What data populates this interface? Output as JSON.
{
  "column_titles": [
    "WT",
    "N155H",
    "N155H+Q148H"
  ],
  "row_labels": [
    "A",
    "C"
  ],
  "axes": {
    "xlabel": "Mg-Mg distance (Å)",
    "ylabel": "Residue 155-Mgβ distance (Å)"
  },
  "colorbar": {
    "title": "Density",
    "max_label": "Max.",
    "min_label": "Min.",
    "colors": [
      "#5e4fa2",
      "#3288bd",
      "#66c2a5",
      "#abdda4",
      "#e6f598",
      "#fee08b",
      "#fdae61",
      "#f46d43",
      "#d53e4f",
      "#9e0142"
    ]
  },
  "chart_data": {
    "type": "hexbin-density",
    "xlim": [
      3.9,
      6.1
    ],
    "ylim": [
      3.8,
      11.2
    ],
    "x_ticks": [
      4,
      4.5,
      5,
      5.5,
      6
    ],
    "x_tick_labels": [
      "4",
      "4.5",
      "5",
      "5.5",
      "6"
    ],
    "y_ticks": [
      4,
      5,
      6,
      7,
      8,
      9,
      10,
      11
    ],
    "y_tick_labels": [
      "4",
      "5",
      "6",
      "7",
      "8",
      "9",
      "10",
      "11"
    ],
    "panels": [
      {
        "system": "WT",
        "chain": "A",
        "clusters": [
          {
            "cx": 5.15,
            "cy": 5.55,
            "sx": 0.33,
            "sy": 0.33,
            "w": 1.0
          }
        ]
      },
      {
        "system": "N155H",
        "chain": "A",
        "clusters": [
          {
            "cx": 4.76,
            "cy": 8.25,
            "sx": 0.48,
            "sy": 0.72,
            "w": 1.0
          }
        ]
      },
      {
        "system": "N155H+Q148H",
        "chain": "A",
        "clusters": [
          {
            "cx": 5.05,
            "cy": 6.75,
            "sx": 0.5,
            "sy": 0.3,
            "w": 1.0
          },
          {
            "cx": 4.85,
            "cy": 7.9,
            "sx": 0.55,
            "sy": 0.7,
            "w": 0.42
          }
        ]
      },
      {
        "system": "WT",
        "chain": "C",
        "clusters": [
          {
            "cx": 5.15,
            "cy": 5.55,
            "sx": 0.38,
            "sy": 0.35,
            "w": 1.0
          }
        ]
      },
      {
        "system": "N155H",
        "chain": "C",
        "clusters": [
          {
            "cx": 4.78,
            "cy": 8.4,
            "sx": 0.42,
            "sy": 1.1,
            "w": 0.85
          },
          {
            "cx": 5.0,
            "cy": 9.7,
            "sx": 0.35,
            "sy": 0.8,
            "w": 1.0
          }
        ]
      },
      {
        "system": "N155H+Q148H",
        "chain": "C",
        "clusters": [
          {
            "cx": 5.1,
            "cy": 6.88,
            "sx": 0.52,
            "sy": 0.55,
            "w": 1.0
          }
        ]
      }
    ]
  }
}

------------

# WHAT THE TASK ASKS:
All of the material must be reproduced exactly.

# WORKED SOLUTION:
What data populates this interface? Output as JSON.
{
  "column_titles": [
    "WT",
    "N155H",
    "N155H+Q148H"
  ],
  "row_labels": [
    "A",
    "C"
  ],
  "axes": {
    "xlabel": "Mg-Mg distance (Å)",
    "ylabel": "Residue 155-Mgβ distance (Å)"
  },
  "colorbar": {
    "title": "Density",
    "max_label": "Max.",
    "min_label": "Min.",
    "colors": [
      "#5e4fa2",
      "#3288bd",
      "#66c2a5",
      "#abdda4",
      "#e6f598",
      "#fee08b",
      "#fdae61",
      "#f46d43",
      "#d53e4f",
      "#9e0142"
    ]
  },
  "chart_data": {
    "type": "hexbin-density",
    "xlim": [
      3.9,
      6.1
    ],
    "ylim": [
      3.8,
      11.2
    ],
    "x_ticks": [
      4,
      4.5,
      5,
      5.5,
      6
    ],
    "x_tick_labels": [
      "4",
      "4.5",
      "5",
      "5.5",
      "6"
    ],
    "y_ticks": [
      4,
      5,
      6,
      7,
      8,
      9,
      10,
      11
    ],
    "y_tick_labels": [
      "4",
      "5",
      "6",
      "7",
      "8",
      "9",
      "10",
      "11"
    ],
    "panels": [
      {
        "system": "WT",
        "chain": "A",
        "clusters": [
          {
            "cx": 5.15,
            "cy": 5.55,
            "sx": 0.33,
            "sy": 0.33,
            "w": 1.0
          }
        ]
      },
      {
        "system": "N155H",
        "chain": "A",
        "clusters": [
          {
            "cx": 4.76,
            "cy": 8.25,
            "sx": 0.48,
            "sy": 0.72,
            "w": 1.0
          }
        ]
      },
      {
        "system": "N155H+Q148H",
        "chain": "A",
        "clusters": [
          {
            "cx": 5.05,
            "cy": 6.75,
            "sx": 0.5,
            "sy": 0.3,
            "w": 1.0
          },
          {
            "cx": 4.85,
            "cy": 7.9,
            "sx": 0.55,
            "sy": 0.7,
            "w": 0.42
          }
        ]
      },
      {
        "system": "WT",
        "chain": "C",
        "clusters": [
          {
            "cx": 5.15,
            "cy": 5.55,
            "sx": 0.38,
            "sy": 0.35,
            "w": 1.0
          }
        ]
      },
      {
        "system": "N155H",
        "chain": "C",
        "clusters": [
          {
            "cx": 4.78,
            "cy": 8.4,
            "sx": 0.42,
            "sy": 1.1,
            "w": 0.85
          },
          {
            "cx": 5.0,
            "cy": 9.7,
            "sx": 0.35,
            "sy": 0.8,
            "w": 1.0
          }
        ]
      },
      {
        "system": "N155H+Q148H",
        "chain": "C",
        "clusters": [
          {
            "cx": 5.1,
            "cy": 6.88,
            "sx": 0.52,
            "sy": 0.55,
            "w": 1.0
          }
        ]
      }
    ]
  }
}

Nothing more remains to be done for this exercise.